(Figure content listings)

+ + +

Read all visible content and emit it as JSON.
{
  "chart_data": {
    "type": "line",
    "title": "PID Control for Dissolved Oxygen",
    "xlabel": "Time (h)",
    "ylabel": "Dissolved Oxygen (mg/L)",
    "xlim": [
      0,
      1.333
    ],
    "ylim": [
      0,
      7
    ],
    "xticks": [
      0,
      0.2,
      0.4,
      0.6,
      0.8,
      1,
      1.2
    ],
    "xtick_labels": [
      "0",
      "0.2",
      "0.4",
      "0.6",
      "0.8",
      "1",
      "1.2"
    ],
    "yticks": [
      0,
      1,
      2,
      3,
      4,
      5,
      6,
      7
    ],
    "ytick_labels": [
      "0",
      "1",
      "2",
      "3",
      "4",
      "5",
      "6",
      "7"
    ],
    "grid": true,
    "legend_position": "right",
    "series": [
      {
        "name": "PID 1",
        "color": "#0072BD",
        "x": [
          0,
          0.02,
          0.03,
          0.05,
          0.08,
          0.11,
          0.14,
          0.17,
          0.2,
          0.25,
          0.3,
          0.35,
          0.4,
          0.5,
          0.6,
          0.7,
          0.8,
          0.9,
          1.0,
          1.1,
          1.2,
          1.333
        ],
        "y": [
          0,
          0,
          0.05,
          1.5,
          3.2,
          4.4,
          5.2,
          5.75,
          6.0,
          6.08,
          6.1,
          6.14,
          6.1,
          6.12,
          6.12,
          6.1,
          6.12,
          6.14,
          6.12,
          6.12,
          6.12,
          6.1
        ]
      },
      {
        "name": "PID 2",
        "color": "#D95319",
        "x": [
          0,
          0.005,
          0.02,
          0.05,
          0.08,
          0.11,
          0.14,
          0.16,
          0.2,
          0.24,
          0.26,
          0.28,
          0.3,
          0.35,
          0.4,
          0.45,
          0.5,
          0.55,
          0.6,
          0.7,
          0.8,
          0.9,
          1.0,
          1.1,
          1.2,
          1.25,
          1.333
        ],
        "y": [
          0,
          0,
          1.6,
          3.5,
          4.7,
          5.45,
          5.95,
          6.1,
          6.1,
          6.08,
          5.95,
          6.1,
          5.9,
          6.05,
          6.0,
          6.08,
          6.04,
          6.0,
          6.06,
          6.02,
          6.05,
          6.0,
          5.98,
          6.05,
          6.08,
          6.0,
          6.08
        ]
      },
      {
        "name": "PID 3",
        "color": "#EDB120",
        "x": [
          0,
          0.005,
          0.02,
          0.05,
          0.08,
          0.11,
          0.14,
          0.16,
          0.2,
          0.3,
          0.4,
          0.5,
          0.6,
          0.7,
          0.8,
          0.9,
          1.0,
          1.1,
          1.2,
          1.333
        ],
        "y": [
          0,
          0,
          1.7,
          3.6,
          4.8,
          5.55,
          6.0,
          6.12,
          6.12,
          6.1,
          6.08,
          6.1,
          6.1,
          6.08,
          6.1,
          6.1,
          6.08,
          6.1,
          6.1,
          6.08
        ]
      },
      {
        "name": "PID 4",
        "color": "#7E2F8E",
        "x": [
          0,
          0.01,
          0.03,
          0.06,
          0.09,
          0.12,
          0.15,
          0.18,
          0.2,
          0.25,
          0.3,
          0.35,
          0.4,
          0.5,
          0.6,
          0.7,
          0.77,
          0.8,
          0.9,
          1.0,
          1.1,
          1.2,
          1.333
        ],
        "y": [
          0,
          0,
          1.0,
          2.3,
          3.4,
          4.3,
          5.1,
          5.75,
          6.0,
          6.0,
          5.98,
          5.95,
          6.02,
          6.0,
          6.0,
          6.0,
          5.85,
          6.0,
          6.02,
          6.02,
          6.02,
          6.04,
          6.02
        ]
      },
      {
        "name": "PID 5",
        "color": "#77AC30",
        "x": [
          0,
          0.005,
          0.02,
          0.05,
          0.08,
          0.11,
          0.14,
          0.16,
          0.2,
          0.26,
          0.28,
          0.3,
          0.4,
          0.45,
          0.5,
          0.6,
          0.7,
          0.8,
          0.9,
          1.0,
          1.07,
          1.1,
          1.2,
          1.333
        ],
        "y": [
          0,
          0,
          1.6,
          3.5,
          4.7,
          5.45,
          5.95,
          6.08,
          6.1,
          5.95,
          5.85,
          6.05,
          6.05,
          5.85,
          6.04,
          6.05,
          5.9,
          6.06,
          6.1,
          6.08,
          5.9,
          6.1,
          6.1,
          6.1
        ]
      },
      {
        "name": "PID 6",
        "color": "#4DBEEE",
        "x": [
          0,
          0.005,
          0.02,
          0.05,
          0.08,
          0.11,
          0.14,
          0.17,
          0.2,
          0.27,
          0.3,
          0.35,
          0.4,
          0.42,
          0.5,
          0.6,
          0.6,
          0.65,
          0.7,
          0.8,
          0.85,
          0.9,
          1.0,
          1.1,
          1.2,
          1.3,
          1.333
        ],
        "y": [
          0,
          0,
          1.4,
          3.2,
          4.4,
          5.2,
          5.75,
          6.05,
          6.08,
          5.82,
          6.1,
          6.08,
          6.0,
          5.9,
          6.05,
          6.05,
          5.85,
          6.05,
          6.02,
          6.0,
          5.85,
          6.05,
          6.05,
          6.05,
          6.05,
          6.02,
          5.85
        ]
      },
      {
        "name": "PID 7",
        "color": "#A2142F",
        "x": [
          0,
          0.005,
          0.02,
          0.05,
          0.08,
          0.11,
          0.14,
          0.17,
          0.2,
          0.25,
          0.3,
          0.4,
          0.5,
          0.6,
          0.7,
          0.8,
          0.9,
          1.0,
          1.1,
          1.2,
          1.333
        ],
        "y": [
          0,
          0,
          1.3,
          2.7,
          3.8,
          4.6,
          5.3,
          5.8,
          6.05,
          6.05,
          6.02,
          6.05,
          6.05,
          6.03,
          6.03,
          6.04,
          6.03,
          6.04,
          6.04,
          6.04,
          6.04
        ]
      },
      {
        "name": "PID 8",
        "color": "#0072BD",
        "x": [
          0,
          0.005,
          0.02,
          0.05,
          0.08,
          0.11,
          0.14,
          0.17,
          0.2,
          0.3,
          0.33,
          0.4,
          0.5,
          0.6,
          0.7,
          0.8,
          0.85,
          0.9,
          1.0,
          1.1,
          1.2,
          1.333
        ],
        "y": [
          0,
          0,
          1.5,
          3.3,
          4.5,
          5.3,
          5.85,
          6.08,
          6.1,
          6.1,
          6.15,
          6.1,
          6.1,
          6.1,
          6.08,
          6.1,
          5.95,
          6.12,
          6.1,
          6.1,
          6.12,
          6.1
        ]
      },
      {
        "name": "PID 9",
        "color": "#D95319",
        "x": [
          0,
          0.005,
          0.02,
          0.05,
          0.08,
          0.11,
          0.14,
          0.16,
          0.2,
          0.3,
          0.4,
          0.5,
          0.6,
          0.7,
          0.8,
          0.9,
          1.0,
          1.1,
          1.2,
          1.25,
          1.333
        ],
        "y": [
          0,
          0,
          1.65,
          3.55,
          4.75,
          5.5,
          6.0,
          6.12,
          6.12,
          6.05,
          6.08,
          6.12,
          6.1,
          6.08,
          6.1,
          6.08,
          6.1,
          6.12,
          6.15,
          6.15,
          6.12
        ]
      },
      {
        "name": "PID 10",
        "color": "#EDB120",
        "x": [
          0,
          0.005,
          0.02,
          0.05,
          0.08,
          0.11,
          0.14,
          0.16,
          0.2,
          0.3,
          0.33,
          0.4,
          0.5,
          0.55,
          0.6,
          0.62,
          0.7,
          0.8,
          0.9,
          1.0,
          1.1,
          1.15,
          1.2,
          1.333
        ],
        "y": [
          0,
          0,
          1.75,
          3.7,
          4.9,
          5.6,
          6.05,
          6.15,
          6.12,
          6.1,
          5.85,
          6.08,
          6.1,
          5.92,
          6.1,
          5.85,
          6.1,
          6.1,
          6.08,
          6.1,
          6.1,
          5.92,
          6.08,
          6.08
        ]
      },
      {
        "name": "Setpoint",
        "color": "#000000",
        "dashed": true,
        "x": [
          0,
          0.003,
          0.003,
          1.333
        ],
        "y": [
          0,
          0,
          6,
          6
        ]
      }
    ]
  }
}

+ + +

=== DIRECTIVE ===
Which lines of the material contain the string "Oxygen"? List each of them.

=== PROBLEM SOLUTION ===
    "title": "PID Control for Dissolved Oxygen",
    "ylabel": "Dissolved Oxygen (mg/L)",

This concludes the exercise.